» Supplied text
——————
Aseer Zadi () is a Pakistani drama television series written by Mustafa Afridi, directed by Mohammed Ehteshamuddin, produced by Momina Duraid and broadcast on Hum TV. The series started on 17 August 2013 and went off-air on 25 January 2014. It featured an ensemble star cast consisting of Sania Saeed, Ainy Jaffri, Sakina Samo, Salman Shahid, Farah Shah, Noor Hassan Rizvi, Eshita Mehboob, Yasir Shoro, Saniya Shamshad, Saife Hassan and Farooq Zameer in prominent roles.

The show was selected to run on Indian Channel Zindagi under the name Pyar Ka Haq, before it was renamed as Bandini but this decision was later changed.

Synopsis
"Aseer Zadi" is a story about a family that prides itself in its traditions and all the men of the family have married thrice since their first and second wives were not capable of bearing them children. The family only thinks that the third wife can give birth to a child and even if first or second wife gives birth to a child, the child is killed. The head of the family Great Peer marries Amna who becomes pregnant but her child is killed. He marries Naseem who is incapable and finally he marries Bari Sarkar who gives birth to a boy Shahaab while Amna and Naseem are treated as Living Deadbodies wearing only a white suit. Many years pass and Shahaab has grown up.

The same is going to happen with him but he hates this principle. His third wife will be Fatima, daughter of Bari Sarkar's brother. Bari Sarkar loves her more than Shahaab but Shahaab hates her. Fatima always teases Amna and Naseem. Shahaab is married to Yasmeen but as she could not bear a child, he is being married to Maira. Maira at first rejects because of the family principle which makes Amna and Naseem happy. Although Maira and Yasmeen are wives of the same man, they are good friends. Shahaab starts liking Maira whereas Maira's cousin Bilal calls her at her in-laws house. Fatima manipulates the situation in such a way that Shahaab starts doubting Maira. Bari Sarkar abuses Maira but Peer Jalal  supports Maira. Seeing both of them alone, Amna suspects an affair between them which creates misunderstanding between Peer Jalal and Bari Sarkar but all that is resolved as Amna was thinking wrong. Maira and Shahaab have a nice relationship. They both go for a honeymoon.
——————
Data collected

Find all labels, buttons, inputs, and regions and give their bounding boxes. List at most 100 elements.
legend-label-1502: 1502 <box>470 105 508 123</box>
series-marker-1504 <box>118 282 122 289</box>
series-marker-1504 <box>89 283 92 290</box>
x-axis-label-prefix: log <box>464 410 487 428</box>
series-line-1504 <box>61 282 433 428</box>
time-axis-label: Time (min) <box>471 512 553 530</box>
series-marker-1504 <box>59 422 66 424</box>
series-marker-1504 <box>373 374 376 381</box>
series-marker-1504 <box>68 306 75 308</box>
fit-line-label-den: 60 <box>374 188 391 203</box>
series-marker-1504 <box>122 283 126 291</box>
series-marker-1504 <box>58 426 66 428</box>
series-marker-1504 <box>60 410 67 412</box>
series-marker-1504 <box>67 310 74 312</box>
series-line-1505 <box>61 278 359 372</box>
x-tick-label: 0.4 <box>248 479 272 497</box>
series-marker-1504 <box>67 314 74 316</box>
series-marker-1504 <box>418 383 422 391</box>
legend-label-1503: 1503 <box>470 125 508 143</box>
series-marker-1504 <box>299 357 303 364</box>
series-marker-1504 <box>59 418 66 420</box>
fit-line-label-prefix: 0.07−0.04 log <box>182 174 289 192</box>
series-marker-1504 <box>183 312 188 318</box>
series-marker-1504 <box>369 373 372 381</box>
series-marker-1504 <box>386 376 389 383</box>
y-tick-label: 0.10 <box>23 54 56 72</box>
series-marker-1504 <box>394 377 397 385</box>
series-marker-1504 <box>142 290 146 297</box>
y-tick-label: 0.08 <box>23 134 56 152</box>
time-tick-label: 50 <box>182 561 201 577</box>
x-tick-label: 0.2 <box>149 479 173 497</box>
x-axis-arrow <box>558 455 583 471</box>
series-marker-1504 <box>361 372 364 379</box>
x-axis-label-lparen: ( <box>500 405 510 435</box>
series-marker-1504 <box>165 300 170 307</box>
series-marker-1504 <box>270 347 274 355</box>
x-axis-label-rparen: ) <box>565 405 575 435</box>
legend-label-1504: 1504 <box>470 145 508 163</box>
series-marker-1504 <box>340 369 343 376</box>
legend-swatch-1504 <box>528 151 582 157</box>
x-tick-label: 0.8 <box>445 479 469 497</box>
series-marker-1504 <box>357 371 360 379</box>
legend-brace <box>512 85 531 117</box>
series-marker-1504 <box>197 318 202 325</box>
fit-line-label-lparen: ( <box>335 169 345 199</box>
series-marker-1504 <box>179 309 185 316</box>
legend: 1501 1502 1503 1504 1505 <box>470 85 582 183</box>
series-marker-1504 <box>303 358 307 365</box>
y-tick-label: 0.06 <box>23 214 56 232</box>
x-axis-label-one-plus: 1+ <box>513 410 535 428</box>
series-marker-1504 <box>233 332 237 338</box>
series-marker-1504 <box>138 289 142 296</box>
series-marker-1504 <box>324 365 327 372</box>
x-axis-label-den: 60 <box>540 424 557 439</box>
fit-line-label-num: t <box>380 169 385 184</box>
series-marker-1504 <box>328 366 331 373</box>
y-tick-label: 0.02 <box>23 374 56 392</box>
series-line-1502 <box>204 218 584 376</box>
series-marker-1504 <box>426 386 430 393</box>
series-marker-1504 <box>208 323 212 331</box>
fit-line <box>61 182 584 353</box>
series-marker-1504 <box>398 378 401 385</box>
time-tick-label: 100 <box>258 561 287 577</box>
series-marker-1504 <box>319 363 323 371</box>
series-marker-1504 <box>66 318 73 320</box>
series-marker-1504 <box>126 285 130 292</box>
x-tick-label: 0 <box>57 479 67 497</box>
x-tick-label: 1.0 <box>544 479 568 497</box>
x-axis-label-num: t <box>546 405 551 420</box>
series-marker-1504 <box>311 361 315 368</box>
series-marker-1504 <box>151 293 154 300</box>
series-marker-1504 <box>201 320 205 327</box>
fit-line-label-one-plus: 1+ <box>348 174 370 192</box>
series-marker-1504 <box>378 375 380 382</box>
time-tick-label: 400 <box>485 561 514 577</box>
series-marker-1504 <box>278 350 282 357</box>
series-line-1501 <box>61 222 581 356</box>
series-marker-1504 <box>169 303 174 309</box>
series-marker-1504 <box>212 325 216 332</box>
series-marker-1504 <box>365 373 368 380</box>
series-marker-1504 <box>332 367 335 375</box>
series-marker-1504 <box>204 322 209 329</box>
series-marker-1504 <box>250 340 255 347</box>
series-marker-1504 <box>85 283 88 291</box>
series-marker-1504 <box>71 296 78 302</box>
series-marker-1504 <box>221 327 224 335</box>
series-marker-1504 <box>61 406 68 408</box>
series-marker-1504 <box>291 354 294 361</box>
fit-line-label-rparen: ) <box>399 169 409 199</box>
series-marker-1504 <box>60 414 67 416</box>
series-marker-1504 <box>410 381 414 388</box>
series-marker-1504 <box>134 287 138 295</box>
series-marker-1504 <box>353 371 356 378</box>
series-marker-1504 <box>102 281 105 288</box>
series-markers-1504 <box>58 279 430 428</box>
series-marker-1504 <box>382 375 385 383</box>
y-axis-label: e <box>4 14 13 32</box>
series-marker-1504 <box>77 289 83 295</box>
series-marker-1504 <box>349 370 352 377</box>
——————
Answer these questions from the Aseer Zadi text.
(a) Who produced the series?
(b) Under what name was the show first selected to run on Zindagi?
(c) Who is Shahaab married to before Maira?
Please rely only on the Aseer Zadi text, not on the lines.

» Answer to this problem
(a) Momina Duraid
(b) Pyar Ka Haq
(c) Yasmeen